++++ INFORMATION SHOWN

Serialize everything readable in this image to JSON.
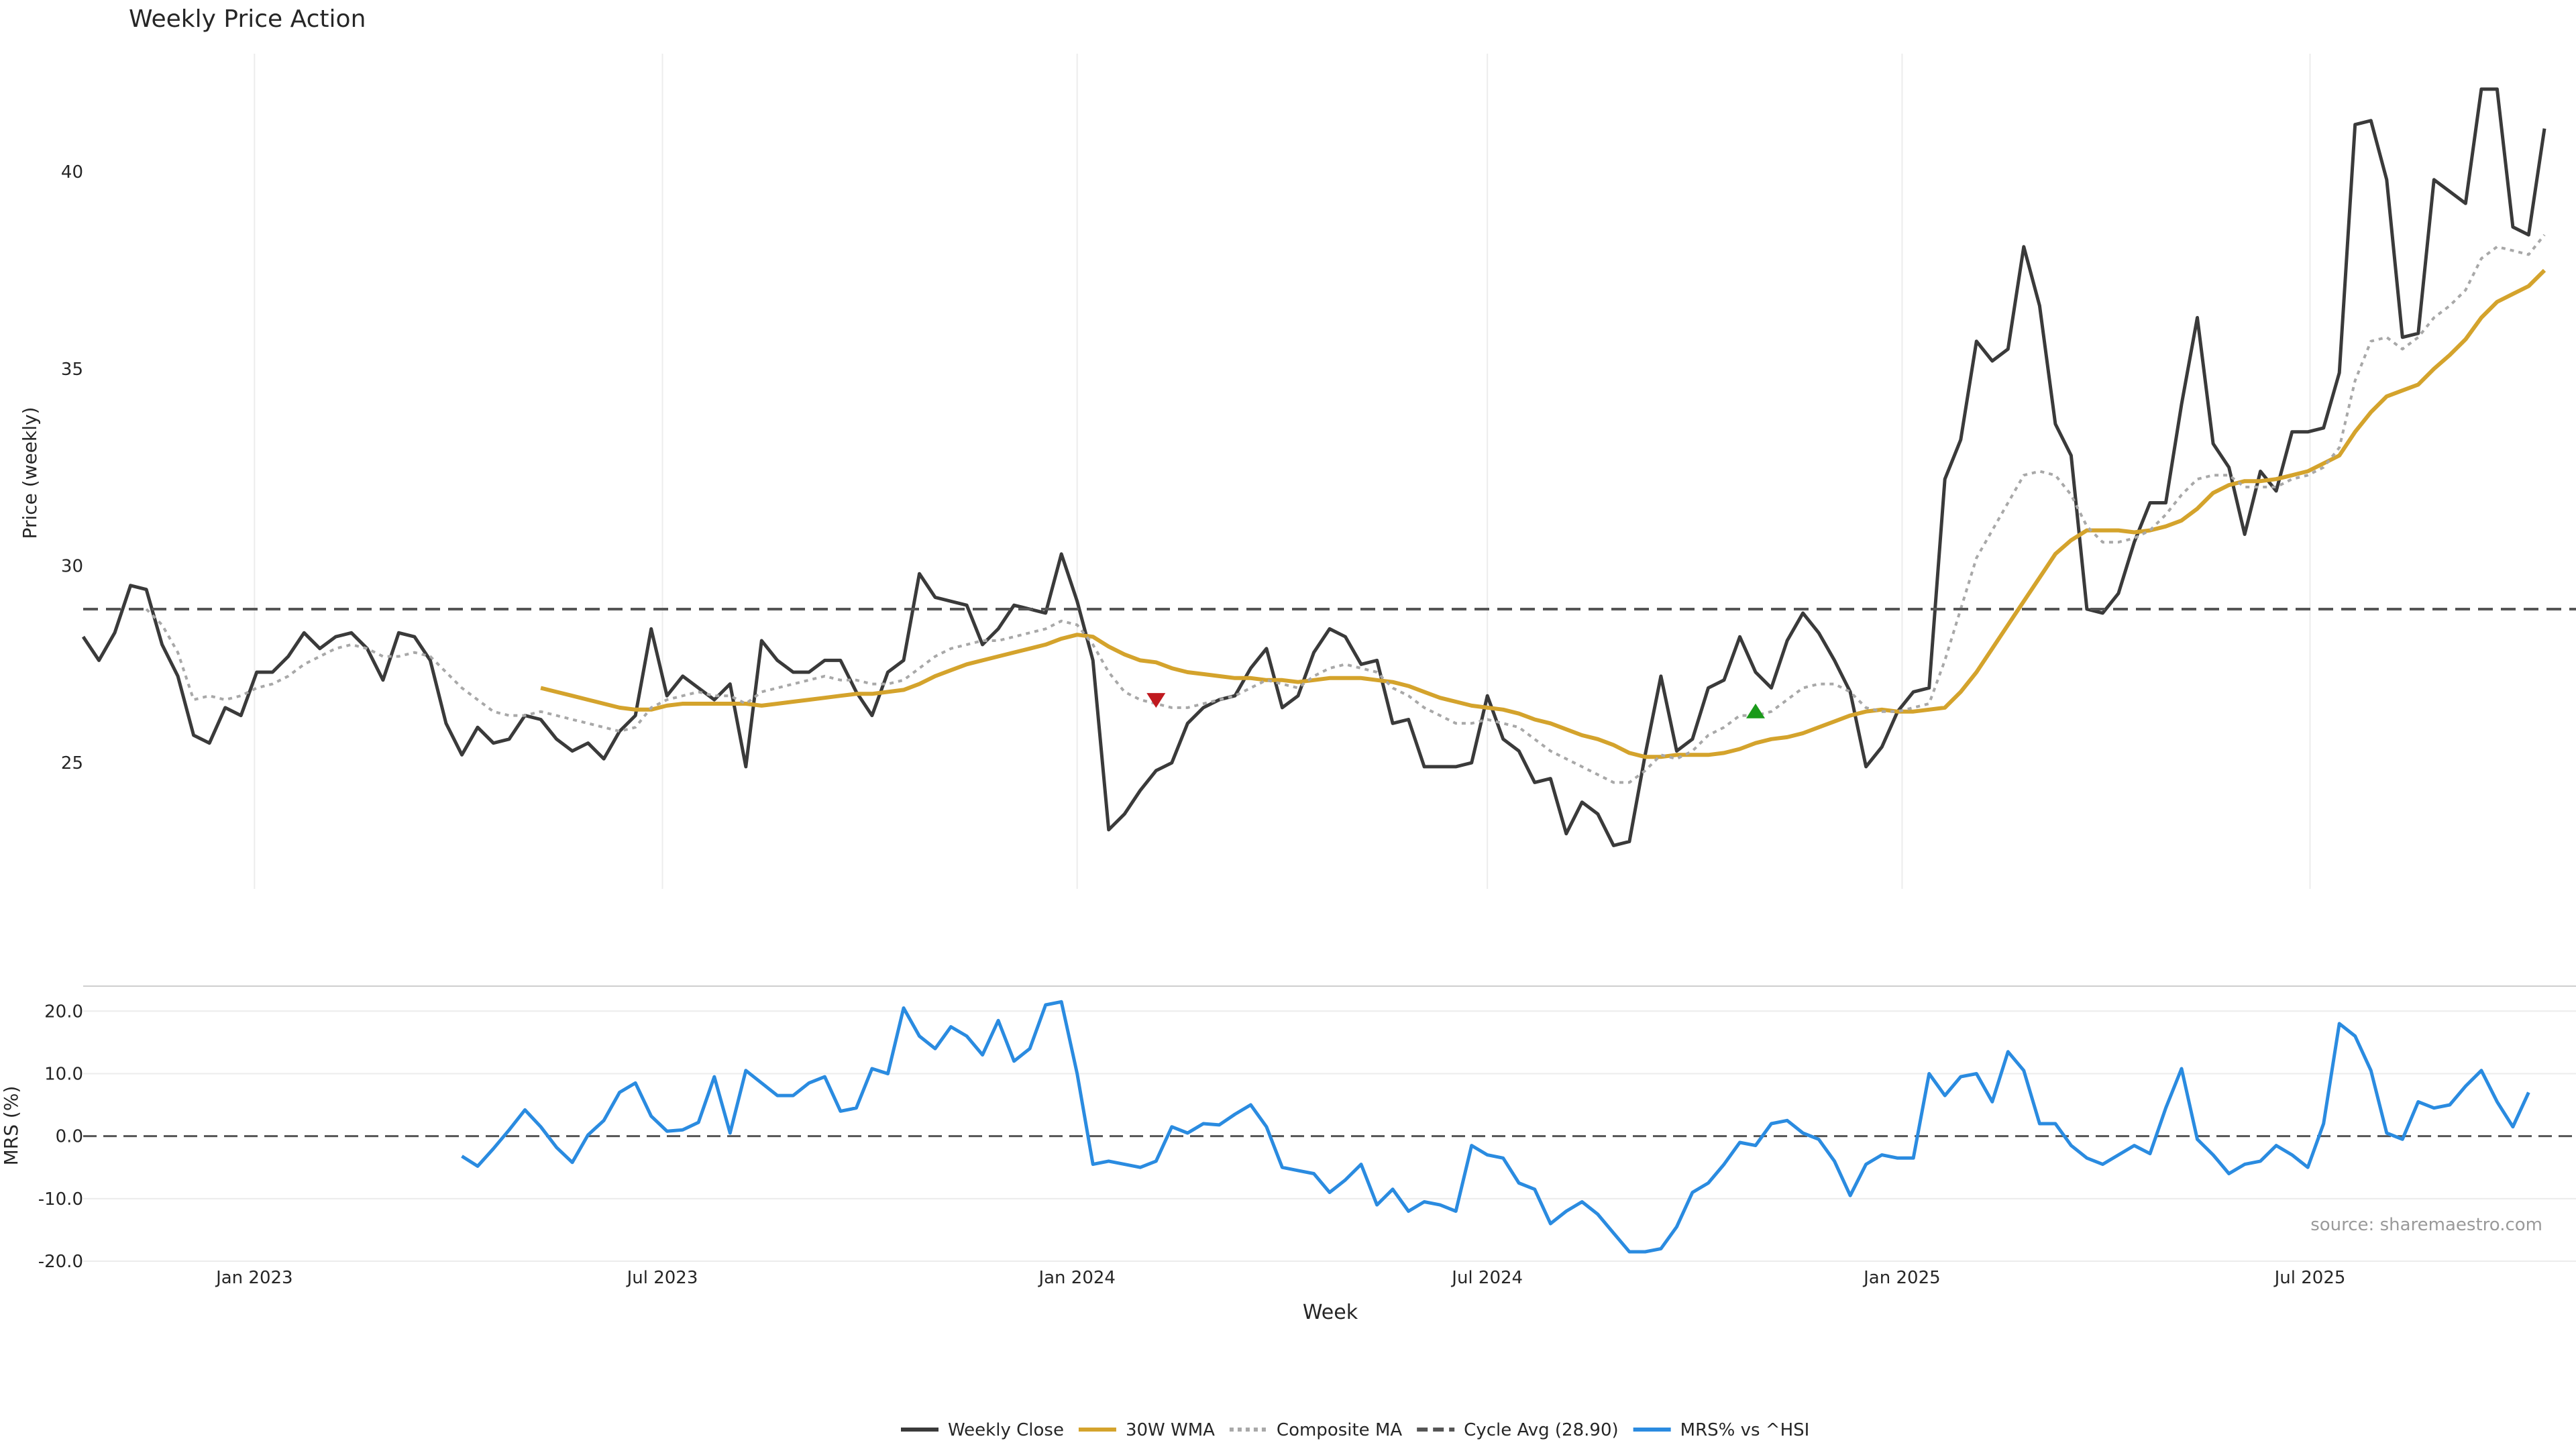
{
  "title": "Weekly Price Action",
  "source_note": "source: sharemaestro.com",
  "colors": {
    "weekly_close": "#3a3a3a",
    "wma30": "#d4a32c",
    "composite_ma": "#a8a8a8",
    "cycle_avg": "#555555",
    "mrs": "#2a8be0",
    "marker_down": "#c0191f",
    "marker_up": "#1a9a1a",
    "grid": "#ececec"
  },
  "legend": [
    {
      "label": "Weekly Close",
      "style": "solid",
      "color": "#3a3a3a"
    },
    {
      "label": "30W WMA",
      "style": "solid",
      "color": "#d4a32c"
    },
    {
      "label": "Composite MA",
      "style": "dotted",
      "color": "#a8a8a8"
    },
    {
      "label": "Cycle Avg (28.90)",
      "style": "dashed",
      "color": "#555555"
    },
    {
      "label": "MRS% vs ^HSI",
      "style": "solid",
      "color": "#2a8be0"
    }
  ],
  "chart_data": [
    {
      "type": "line",
      "panel": "price",
      "title": "Weekly Price Action",
      "ylabel": "Price (weekly)",
      "xlabel": "",
      "ylim": [
        21.8,
        43.0
      ],
      "xlim": [
        "2022-10-17",
        "2025-10-27"
      ],
      "yticks": [
        25,
        30,
        35,
        40
      ],
      "x_tick_dates": [
        "2023-01-01",
        "2023-07-01",
        "2024-01-01",
        "2024-07-01",
        "2025-01-01",
        "2025-07-01"
      ],
      "x_tick_labels": [
        "Jan 2023",
        "Jul 2023",
        "Jan 2024",
        "Jul 2024",
        "Jan 2025",
        "Jul 2025"
      ],
      "grid": "vertical",
      "x_start": "2022-10-17",
      "x_step_days": 7,
      "series": [
        {
          "name": "Weekly Close",
          "values": [
            28.2,
            27.6,
            28.3,
            29.5,
            29.4,
            28.0,
            27.2,
            25.7,
            25.5,
            26.4,
            26.2,
            27.3,
            27.3,
            27.7,
            28.3,
            27.9,
            28.2,
            28.3,
            27.9,
            27.1,
            28.3,
            28.2,
            27.6,
            26.0,
            25.2,
            25.9,
            25.5,
            25.6,
            26.2,
            26.1,
            25.6,
            25.3,
            25.5,
            25.1,
            25.8,
            26.2,
            28.4,
            26.7,
            27.2,
            26.9,
            26.6,
            27.0,
            24.9,
            28.1,
            27.6,
            27.3,
            27.3,
            27.6,
            27.6,
            26.8,
            26.2,
            27.3,
            27.6,
            29.8,
            29.2,
            29.1,
            29.0,
            28.0,
            28.4,
            29.0,
            28.9,
            28.8,
            30.3,
            29.1,
            27.6,
            23.3,
            23.7,
            24.3,
            24.8,
            25.0,
            26.0,
            26.4,
            26.6,
            26.7,
            27.4,
            27.9,
            26.4,
            26.7,
            27.8,
            28.4,
            28.2,
            27.5,
            27.6,
            26.0,
            26.1,
            24.9,
            24.9,
            24.9,
            25.0,
            26.7,
            25.6,
            25.3,
            24.5,
            24.6,
            23.2,
            24.0,
            23.7,
            22.9,
            23.0,
            25.2,
            27.2,
            25.3,
            25.6,
            26.9,
            27.1,
            28.2,
            27.3,
            26.9,
            28.1,
            28.8,
            28.3,
            27.6,
            26.8,
            24.9,
            25.4,
            26.3,
            26.8,
            26.9,
            32.2,
            33.2,
            35.7,
            35.2,
            35.5,
            38.1,
            36.6,
            33.6,
            32.8,
            28.9,
            28.8,
            29.3,
            30.6,
            31.6,
            31.6,
            34.1,
            36.3,
            33.1,
            32.5,
            30.8,
            32.4,
            31.9,
            33.4,
            33.4,
            33.5,
            34.9,
            41.2,
            41.3,
            39.8,
            35.8,
            35.9,
            39.8,
            39.5,
            39.2,
            42.1,
            42.1,
            38.6,
            38.4,
            41.1
          ]
        },
        {
          "name": "30W WMA",
          "start_index": 29,
          "values": [
            26.9,
            26.8,
            26.7,
            26.6,
            26.5,
            26.4,
            26.35,
            26.35,
            26.45,
            26.5,
            26.5,
            26.5,
            26.5,
            26.5,
            26.45,
            26.5,
            26.55,
            26.6,
            26.65,
            26.7,
            26.75,
            26.75,
            26.8,
            26.85,
            27.0,
            27.2,
            27.35,
            27.5,
            27.6,
            27.7,
            27.8,
            27.9,
            28.0,
            28.15,
            28.25,
            28.2,
            27.95,
            27.75,
            27.6,
            27.55,
            27.4,
            27.3,
            27.25,
            27.2,
            27.15,
            27.15,
            27.1,
            27.1,
            27.05,
            27.1,
            27.15,
            27.15,
            27.15,
            27.1,
            27.05,
            26.95,
            26.8,
            26.65,
            26.55,
            26.45,
            26.4,
            26.35,
            26.25,
            26.1,
            26.0,
            25.85,
            25.7,
            25.6,
            25.45,
            25.25,
            25.15,
            25.15,
            25.2,
            25.2,
            25.2,
            25.25,
            25.35,
            25.5,
            25.6,
            25.65,
            25.75,
            25.9,
            26.05,
            26.2,
            26.3,
            26.35,
            26.3,
            26.3,
            26.35,
            26.4,
            26.8,
            27.3,
            27.9,
            28.5,
            29.1,
            29.7,
            30.3,
            30.65,
            30.9,
            30.9,
            30.9,
            30.85,
            30.9,
            31.0,
            31.15,
            31.45,
            31.85,
            32.05,
            32.15,
            32.15,
            32.2,
            32.3,
            32.4,
            32.6,
            32.8,
            33.4,
            33.9,
            34.3,
            34.45,
            34.6,
            35.0,
            35.35,
            35.75,
            36.3,
            36.7,
            36.9,
            37.1,
            37.5
          ]
        },
        {
          "name": "Composite MA",
          "style": "dotted",
          "values": [
            null,
            null,
            null,
            null,
            28.9,
            28.5,
            27.8,
            26.6,
            26.7,
            26.6,
            26.7,
            26.9,
            27.0,
            27.2,
            27.5,
            27.7,
            27.9,
            28.0,
            27.9,
            27.7,
            27.7,
            27.8,
            27.7,
            27.3,
            26.9,
            26.6,
            26.3,
            26.2,
            26.2,
            26.3,
            26.2,
            26.1,
            26.0,
            25.9,
            25.8,
            25.9,
            26.4,
            26.6,
            26.7,
            26.8,
            26.7,
            26.7,
            26.5,
            26.8,
            26.9,
            27.0,
            27.1,
            27.2,
            27.1,
            27.1,
            27.0,
            27.0,
            27.1,
            27.4,
            27.7,
            27.9,
            28.0,
            28.1,
            28.1,
            28.2,
            28.3,
            28.4,
            28.6,
            28.5,
            28.0,
            27.3,
            26.8,
            26.6,
            26.5,
            26.4,
            26.4,
            26.5,
            26.6,
            26.7,
            26.9,
            27.1,
            27.0,
            26.9,
            27.2,
            27.4,
            27.5,
            27.4,
            27.3,
            26.9,
            26.7,
            26.4,
            26.2,
            26.0,
            26.0,
            26.1,
            26.0,
            25.9,
            25.6,
            25.3,
            25.1,
            24.9,
            24.7,
            24.5,
            24.5,
            24.8,
            25.2,
            25.1,
            25.3,
            25.7,
            25.9,
            26.2,
            26.2,
            26.3,
            26.6,
            26.9,
            27.0,
            27.0,
            26.8,
            26.4,
            26.3,
            26.3,
            26.4,
            26.5,
            27.6,
            28.9,
            30.2,
            30.9,
            31.6,
            32.3,
            32.4,
            32.3,
            31.8,
            31.0,
            30.6,
            30.6,
            30.7,
            30.9,
            31.3,
            31.8,
            32.2,
            32.3,
            32.3,
            32.0,
            32.0,
            32.0,
            32.2,
            32.3,
            32.5,
            33.0,
            34.7,
            35.7,
            35.8,
            35.5,
            35.8,
            36.3,
            36.6,
            37.0,
            37.8,
            38.1,
            38.0,
            37.9,
            38.4
          ]
        },
        {
          "name": "Cycle Avg (28.90)",
          "style": "dashed",
          "constant": 28.9
        }
      ],
      "annotations": [
        {
          "type": "marker-down",
          "x_index": 68,
          "y": 26.6
        },
        {
          "type": "marker-up",
          "x_index": 106,
          "y": 26.3
        }
      ]
    },
    {
      "type": "line",
      "panel": "mrs",
      "xlabel": "Week",
      "ylabel": "MRS (%)",
      "ylim": [
        -20.0,
        24.0
      ],
      "yticks": [
        20.0,
        10.0,
        0.0,
        -10.0,
        -20.0
      ],
      "ytick_labels": [
        "20.0",
        "10.0",
        "0.0",
        "-10.0",
        "-20.0"
      ],
      "x_tick_dates": [
        "2023-01-01",
        "2023-07-01",
        "2024-01-01",
        "2024-07-01",
        "2025-01-01",
        "2025-07-01"
      ],
      "x_tick_labels": [
        "Jan 2023",
        "Jul 2023",
        "Jan 2024",
        "Jul 2024",
        "Jan 2025",
        "Jul 2025"
      ],
      "grid": "horizontal",
      "zero_line": 0.0,
      "series": [
        {
          "name": "MRS% vs ^HSI",
          "start_index": 24,
          "values": [
            -3.2,
            -4.8,
            -2.0,
            1.0,
            4.2,
            1.5,
            -1.8,
            -4.2,
            0.2,
            2.5,
            7.0,
            8.5,
            3.2,
            0.8,
            1.0,
            2.2,
            9.5,
            0.5,
            10.5,
            8.5,
            6.5,
            6.5,
            8.5,
            9.5,
            4.0,
            4.5,
            10.8,
            10.0,
            20.5,
            16.0,
            14.0,
            17.5,
            16.0,
            13.0,
            18.5,
            12.0,
            14.0,
            21.0,
            21.5,
            10.0,
            -4.5,
            -4.0,
            -4.5,
            -5.0,
            -4.0,
            1.5,
            0.5,
            2.0,
            1.8,
            3.5,
            5.0,
            1.5,
            -5.0,
            -5.5,
            -6.0,
            -9.0,
            -7.0,
            -4.5,
            -11.0,
            -8.5,
            -12.0,
            -10.5,
            -11.0,
            -12.0,
            -1.5,
            -3.0,
            -3.5,
            -7.5,
            -8.5,
            -14.0,
            -12.0,
            -10.5,
            -12.5,
            -15.5,
            -18.5,
            -18.5,
            -18.0,
            -14.5,
            -9.0,
            -7.5,
            -4.5,
            -1.0,
            -1.5,
            2.0,
            2.5,
            0.5,
            -0.5,
            -4.0,
            -9.5,
            -4.5,
            -3.0,
            -3.5,
            -3.5,
            10.0,
            6.5,
            9.5,
            10.0,
            5.5,
            13.5,
            10.5,
            2.0,
            2.0,
            -1.5,
            -3.5,
            -4.5,
            -3.0,
            -1.5,
            -2.8,
            4.5,
            10.8,
            -0.5,
            -3.0,
            -6.0,
            -4.5,
            -4.0,
            -1.5,
            -3.0,
            -5.0,
            2.0,
            18.0,
            16.0,
            10.5,
            0.5,
            -0.5,
            5.5,
            4.5,
            5.0,
            8.0,
            10.5,
            5.5,
            1.5,
            7.0
          ]
        }
      ]
    }
  ]
}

++++++++

_EXERCISE DETAILS_
In the material above, tally every line with the string "type" in it, then give that number alone.

_RESPONSE TO THIS EXERCISE_
4